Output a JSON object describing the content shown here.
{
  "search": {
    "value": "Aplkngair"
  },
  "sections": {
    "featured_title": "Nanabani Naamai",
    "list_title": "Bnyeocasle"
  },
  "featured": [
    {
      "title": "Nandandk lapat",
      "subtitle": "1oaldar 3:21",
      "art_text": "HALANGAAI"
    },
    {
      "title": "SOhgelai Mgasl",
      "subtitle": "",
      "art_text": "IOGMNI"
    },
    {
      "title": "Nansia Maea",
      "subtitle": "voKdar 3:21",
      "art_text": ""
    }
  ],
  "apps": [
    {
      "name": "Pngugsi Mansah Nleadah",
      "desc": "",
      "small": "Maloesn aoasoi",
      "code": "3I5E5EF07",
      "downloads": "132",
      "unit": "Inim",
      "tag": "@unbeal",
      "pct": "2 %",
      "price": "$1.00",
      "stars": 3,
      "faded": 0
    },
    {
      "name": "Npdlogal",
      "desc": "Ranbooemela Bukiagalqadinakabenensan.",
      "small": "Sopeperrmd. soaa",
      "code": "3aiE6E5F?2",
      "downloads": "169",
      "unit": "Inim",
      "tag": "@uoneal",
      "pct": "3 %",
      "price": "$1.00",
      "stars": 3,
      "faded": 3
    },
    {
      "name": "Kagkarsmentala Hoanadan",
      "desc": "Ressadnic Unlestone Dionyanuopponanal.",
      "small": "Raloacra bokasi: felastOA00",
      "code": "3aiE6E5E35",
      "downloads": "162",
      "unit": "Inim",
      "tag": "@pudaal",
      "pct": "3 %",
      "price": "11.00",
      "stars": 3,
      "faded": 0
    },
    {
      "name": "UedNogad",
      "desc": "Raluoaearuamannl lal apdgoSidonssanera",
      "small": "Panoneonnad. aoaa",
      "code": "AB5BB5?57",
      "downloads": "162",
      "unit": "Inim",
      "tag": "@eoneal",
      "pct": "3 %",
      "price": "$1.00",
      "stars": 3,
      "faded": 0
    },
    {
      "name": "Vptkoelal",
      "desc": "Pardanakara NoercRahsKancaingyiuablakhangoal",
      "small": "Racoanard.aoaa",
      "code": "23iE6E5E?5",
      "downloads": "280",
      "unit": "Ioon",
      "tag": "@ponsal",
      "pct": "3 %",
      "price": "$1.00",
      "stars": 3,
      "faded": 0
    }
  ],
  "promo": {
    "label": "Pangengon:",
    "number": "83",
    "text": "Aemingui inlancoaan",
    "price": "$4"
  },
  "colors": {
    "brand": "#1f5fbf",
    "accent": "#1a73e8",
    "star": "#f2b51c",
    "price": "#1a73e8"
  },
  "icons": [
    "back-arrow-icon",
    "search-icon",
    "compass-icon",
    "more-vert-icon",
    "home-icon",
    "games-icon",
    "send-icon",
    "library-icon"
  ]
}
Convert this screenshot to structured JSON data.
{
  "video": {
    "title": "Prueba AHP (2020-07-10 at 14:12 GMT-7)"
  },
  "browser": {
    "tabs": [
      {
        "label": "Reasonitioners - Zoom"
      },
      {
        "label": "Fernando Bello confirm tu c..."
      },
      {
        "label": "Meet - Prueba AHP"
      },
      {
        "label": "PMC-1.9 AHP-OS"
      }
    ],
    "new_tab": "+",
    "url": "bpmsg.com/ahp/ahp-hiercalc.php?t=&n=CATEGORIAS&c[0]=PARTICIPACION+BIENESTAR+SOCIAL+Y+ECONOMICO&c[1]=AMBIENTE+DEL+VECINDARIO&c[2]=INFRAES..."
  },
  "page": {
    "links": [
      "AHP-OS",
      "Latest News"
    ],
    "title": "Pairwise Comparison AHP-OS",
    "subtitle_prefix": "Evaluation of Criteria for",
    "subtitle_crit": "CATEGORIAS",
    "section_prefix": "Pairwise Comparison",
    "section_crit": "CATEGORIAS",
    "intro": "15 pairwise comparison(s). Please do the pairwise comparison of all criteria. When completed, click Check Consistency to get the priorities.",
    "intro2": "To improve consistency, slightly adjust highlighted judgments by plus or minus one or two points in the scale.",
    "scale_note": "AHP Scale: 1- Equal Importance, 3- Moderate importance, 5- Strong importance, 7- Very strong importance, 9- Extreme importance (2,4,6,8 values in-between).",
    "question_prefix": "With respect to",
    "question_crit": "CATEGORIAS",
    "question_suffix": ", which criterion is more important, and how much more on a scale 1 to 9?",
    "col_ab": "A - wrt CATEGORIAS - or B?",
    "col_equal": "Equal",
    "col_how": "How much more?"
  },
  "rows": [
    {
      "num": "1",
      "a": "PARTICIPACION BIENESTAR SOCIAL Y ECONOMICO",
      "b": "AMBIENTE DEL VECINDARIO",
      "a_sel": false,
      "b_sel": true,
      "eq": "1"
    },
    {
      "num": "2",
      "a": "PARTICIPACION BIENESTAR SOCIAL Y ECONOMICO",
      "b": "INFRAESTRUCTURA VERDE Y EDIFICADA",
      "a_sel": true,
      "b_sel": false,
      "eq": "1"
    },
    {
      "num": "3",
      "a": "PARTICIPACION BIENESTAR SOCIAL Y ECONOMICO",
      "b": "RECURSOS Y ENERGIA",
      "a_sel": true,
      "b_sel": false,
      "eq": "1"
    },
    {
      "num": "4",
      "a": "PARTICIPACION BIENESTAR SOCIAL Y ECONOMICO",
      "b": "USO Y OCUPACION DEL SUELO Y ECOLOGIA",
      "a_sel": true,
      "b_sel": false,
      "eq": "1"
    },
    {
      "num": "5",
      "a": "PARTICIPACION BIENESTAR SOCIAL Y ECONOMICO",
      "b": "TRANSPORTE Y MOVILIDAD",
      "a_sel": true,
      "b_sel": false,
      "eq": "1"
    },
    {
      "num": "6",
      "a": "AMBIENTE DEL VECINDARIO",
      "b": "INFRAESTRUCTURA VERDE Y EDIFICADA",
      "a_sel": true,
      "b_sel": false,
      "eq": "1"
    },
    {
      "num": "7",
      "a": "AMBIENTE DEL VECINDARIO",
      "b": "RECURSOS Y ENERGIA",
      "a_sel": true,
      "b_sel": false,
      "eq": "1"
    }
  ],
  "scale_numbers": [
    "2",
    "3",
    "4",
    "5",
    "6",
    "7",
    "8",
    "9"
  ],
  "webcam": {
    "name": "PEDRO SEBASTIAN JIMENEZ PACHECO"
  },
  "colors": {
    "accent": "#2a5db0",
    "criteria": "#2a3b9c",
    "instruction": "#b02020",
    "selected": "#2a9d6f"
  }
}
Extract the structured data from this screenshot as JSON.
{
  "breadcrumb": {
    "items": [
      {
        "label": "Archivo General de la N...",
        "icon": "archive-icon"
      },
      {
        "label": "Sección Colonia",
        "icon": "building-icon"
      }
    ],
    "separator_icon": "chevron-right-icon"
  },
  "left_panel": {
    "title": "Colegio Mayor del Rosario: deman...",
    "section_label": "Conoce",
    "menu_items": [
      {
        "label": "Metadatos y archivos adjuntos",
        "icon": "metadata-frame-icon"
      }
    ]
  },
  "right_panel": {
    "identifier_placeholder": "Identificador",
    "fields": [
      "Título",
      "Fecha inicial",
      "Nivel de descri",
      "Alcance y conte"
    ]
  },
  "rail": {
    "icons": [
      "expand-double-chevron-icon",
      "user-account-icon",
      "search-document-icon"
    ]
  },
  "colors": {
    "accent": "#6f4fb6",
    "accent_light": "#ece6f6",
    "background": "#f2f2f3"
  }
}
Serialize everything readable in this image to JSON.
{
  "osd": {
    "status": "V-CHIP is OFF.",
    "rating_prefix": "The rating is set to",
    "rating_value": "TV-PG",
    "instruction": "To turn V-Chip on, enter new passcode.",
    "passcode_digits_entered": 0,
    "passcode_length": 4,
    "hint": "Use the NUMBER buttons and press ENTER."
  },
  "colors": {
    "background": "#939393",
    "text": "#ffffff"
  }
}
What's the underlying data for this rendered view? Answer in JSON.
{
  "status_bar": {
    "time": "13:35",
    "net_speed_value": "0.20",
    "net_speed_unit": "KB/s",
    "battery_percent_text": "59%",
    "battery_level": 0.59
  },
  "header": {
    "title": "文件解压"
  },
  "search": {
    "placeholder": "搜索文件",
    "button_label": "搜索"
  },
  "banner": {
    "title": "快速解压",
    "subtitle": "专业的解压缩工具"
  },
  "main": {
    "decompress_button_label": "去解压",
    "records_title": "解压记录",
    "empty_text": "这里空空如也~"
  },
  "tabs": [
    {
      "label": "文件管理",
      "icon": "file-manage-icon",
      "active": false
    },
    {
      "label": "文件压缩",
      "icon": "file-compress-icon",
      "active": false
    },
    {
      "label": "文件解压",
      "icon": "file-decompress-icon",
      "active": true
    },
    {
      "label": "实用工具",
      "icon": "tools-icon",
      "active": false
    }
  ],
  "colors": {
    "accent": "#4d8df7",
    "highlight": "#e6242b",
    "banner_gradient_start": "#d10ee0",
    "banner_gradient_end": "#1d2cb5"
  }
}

• WHAT TO PRODUCE: Copy the lines from the entries above in which the word "background" appears.

• EXERCISE RESULT:
    "background": "#f2f2f3"
    "background": "#939393",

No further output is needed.